Directions for this task: Gather, from the listing beneath this task, every line holding the string "Engineering".

═══

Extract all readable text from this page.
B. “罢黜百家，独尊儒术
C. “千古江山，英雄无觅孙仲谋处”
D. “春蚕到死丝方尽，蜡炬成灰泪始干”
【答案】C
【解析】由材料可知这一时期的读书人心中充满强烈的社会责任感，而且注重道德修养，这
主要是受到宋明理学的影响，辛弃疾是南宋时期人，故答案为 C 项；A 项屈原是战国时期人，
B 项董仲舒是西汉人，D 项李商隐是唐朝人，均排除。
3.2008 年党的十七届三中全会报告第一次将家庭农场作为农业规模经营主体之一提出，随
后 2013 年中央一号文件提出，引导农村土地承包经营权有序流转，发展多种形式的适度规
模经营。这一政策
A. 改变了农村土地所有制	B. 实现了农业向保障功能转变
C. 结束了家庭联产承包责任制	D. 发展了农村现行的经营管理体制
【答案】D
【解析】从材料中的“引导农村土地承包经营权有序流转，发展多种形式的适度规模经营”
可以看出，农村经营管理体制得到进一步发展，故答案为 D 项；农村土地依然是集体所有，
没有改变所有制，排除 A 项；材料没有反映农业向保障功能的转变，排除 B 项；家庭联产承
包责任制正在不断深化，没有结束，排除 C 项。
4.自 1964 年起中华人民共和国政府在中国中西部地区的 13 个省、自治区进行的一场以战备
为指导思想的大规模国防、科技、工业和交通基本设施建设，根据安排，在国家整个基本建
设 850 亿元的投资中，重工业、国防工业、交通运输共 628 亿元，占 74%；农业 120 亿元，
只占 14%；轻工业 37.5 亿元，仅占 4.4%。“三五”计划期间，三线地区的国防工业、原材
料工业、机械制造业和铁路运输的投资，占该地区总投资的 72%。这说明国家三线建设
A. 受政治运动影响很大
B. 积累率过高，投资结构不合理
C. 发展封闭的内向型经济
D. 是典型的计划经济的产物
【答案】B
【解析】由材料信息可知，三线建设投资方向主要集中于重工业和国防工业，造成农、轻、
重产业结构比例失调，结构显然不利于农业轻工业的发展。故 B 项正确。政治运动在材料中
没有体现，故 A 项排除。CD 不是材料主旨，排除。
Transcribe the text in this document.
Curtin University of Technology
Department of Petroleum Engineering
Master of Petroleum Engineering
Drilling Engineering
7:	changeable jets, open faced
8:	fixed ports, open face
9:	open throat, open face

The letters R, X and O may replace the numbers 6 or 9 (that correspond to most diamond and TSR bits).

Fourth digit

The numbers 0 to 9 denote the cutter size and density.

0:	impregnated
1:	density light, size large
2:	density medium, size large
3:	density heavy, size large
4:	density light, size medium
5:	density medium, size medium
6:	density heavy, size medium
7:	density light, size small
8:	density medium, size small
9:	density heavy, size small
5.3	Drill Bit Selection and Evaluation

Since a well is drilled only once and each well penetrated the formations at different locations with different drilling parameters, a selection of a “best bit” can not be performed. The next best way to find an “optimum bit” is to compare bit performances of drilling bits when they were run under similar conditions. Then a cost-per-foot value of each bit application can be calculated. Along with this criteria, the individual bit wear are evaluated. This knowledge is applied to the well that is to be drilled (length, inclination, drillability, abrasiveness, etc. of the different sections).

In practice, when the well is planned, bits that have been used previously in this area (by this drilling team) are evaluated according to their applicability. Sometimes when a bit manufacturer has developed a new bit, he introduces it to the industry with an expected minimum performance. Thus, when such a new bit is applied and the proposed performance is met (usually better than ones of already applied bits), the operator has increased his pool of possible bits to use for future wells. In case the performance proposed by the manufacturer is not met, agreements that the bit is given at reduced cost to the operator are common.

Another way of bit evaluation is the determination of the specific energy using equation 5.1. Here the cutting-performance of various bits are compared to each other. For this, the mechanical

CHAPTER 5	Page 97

═══

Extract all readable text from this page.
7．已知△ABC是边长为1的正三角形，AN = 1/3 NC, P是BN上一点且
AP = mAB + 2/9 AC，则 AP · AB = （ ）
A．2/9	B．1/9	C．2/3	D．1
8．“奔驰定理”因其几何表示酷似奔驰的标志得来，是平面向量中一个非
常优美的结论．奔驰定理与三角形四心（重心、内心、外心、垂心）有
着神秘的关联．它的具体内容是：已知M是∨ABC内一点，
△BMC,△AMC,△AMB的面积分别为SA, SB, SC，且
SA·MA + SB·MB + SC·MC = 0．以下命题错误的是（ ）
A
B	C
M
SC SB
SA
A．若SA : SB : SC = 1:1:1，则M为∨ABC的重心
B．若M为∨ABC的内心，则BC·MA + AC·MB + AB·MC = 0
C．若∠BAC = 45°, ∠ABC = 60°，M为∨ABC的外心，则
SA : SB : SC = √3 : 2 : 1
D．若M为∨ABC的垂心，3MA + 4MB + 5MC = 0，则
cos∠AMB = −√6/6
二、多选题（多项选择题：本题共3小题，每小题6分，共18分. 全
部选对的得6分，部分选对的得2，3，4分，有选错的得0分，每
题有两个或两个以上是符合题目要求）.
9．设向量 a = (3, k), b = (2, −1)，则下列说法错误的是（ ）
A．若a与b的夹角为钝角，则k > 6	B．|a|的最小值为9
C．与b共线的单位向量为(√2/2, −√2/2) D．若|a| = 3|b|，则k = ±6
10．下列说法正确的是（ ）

═══

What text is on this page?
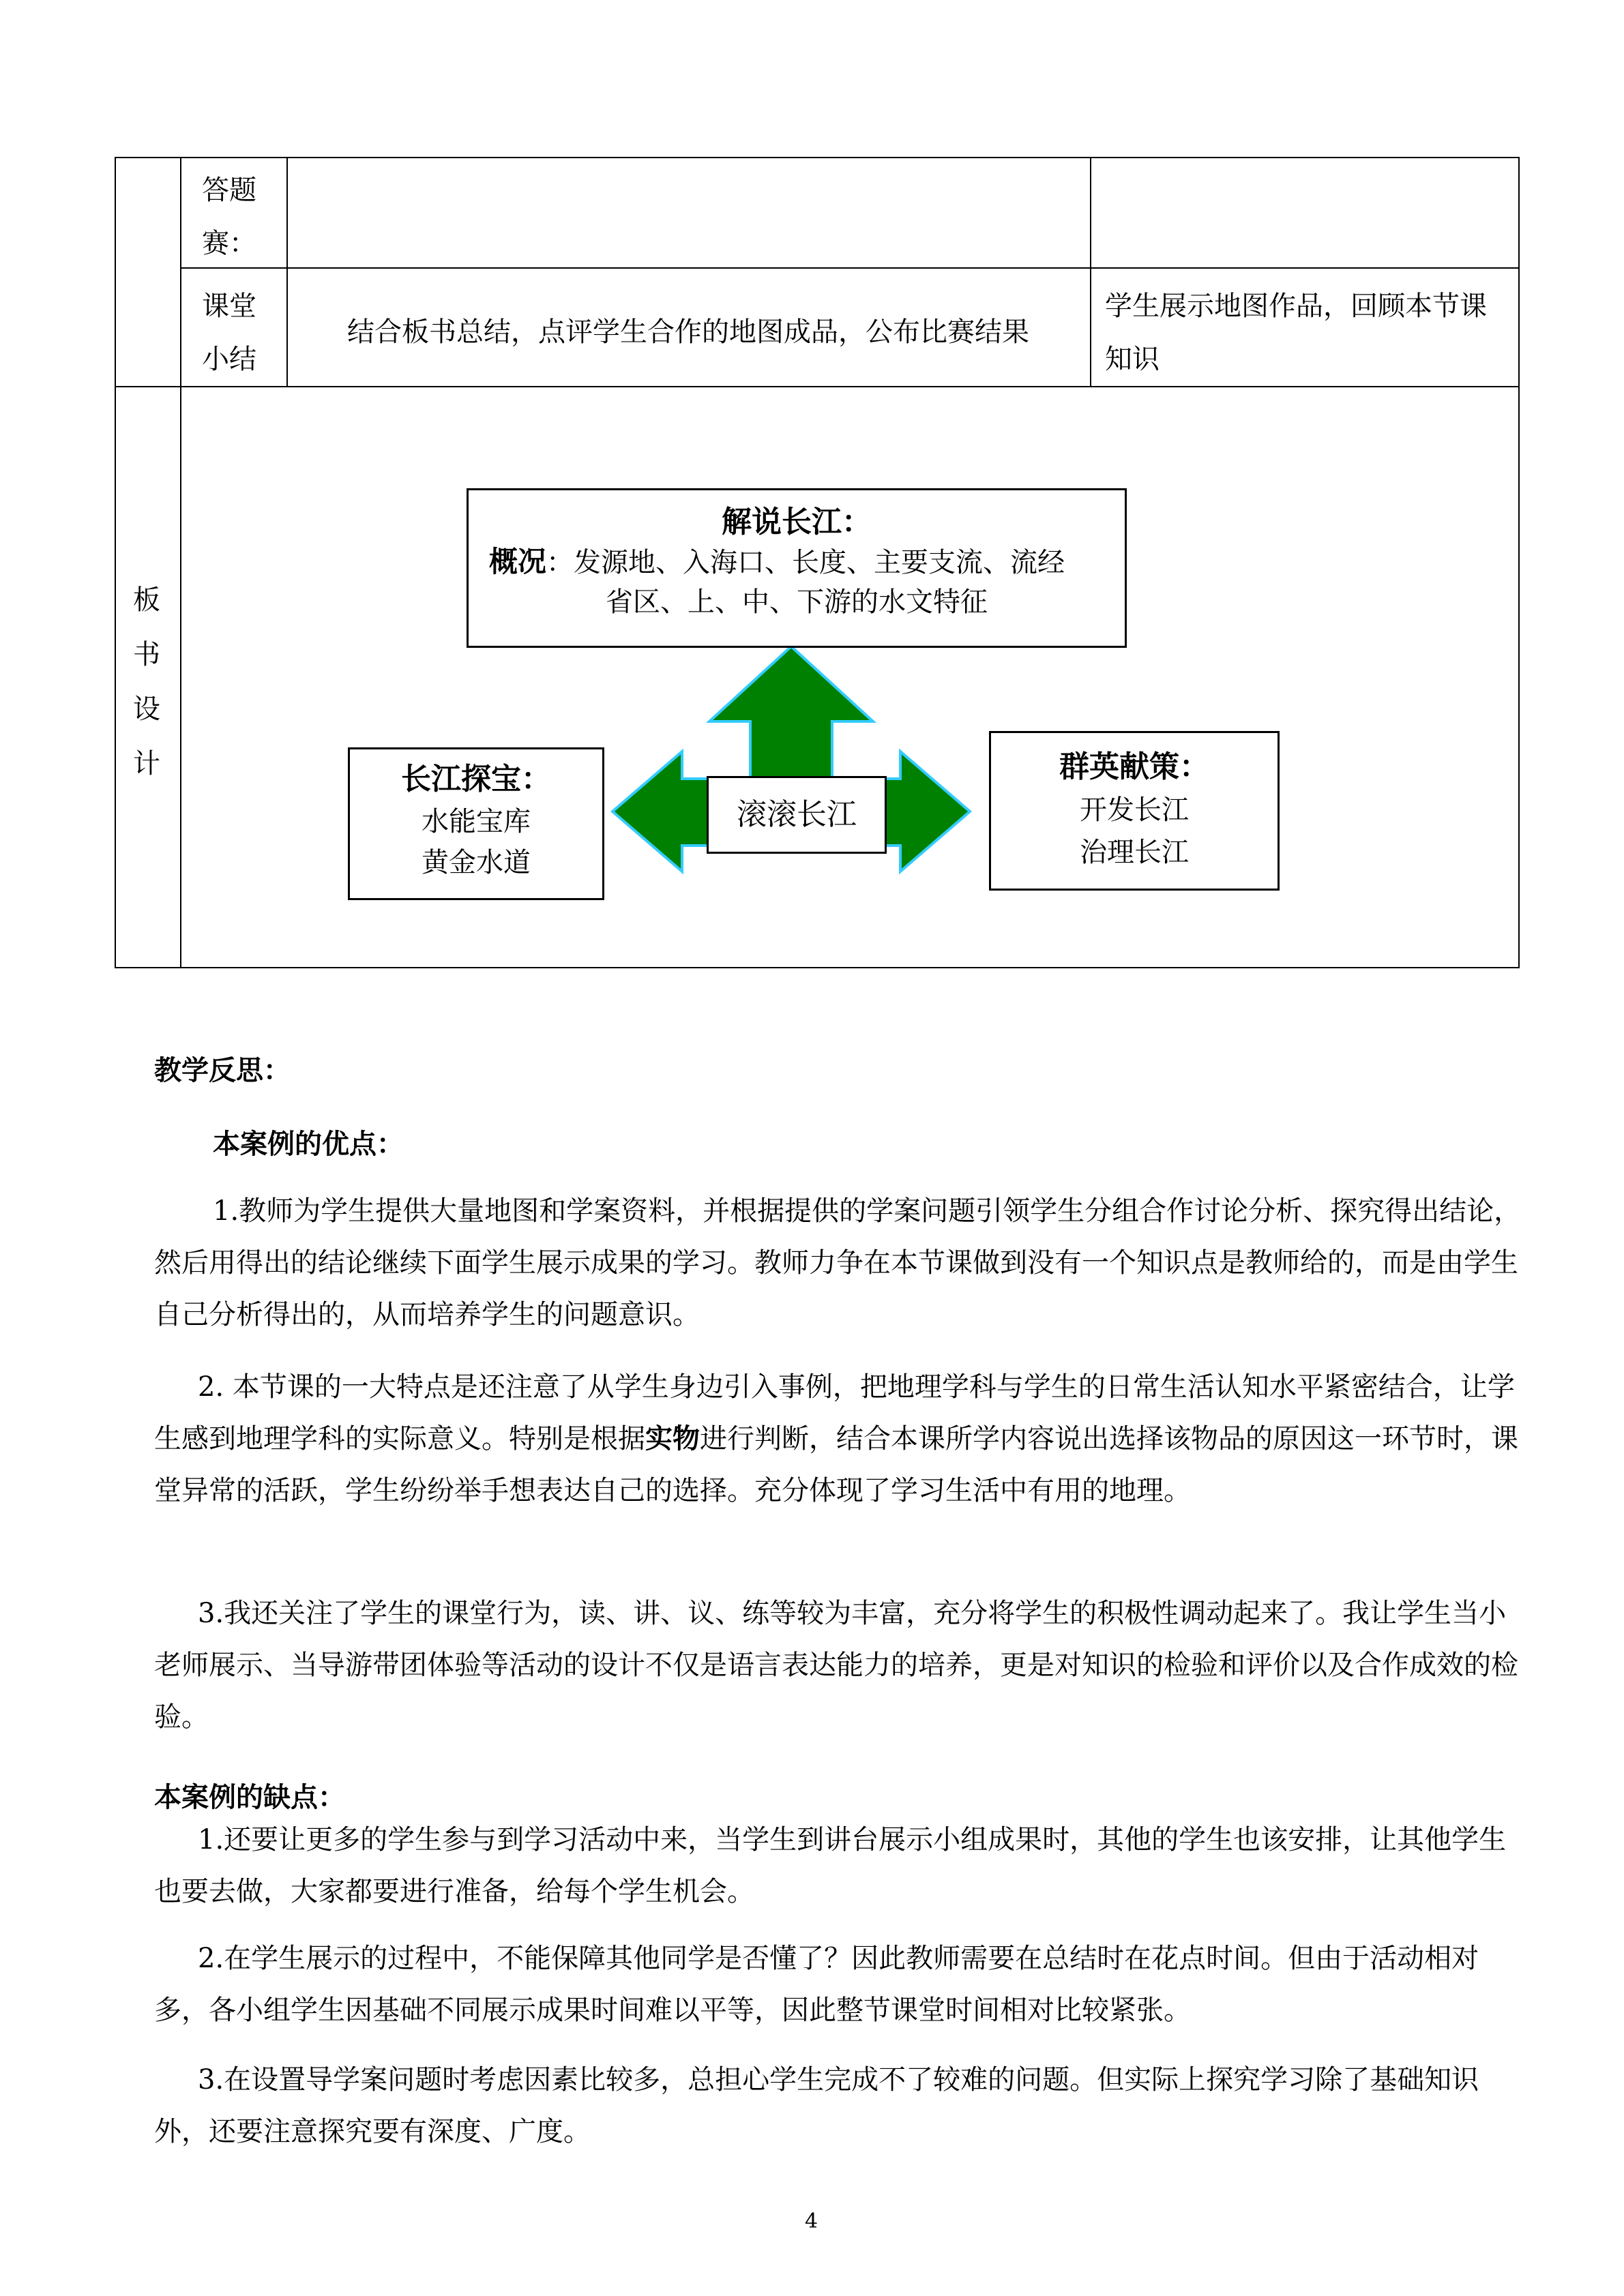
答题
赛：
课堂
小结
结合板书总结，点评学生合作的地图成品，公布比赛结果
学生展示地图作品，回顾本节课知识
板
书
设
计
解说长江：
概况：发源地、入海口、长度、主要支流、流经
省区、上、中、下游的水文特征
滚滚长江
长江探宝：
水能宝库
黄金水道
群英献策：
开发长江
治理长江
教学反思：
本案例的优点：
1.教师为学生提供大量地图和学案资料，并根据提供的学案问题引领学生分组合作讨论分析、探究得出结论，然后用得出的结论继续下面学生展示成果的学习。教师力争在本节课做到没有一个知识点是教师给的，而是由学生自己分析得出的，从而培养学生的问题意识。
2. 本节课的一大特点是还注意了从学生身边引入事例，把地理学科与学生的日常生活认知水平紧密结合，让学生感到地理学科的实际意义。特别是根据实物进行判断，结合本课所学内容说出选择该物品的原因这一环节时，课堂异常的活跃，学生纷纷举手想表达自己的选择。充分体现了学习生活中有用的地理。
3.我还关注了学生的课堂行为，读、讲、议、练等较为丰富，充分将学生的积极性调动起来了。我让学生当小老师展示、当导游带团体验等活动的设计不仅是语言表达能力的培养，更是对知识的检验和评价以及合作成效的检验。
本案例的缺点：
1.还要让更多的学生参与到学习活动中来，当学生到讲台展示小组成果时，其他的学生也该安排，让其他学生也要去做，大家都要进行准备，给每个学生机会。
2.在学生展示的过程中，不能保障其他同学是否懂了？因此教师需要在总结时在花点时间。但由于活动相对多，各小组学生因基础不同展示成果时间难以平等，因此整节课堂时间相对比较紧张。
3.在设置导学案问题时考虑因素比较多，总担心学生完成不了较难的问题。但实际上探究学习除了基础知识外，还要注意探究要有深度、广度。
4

═══

Reply:
Department of Petroleum Engineering
Master of Petroleum Engineering
Drilling Engineering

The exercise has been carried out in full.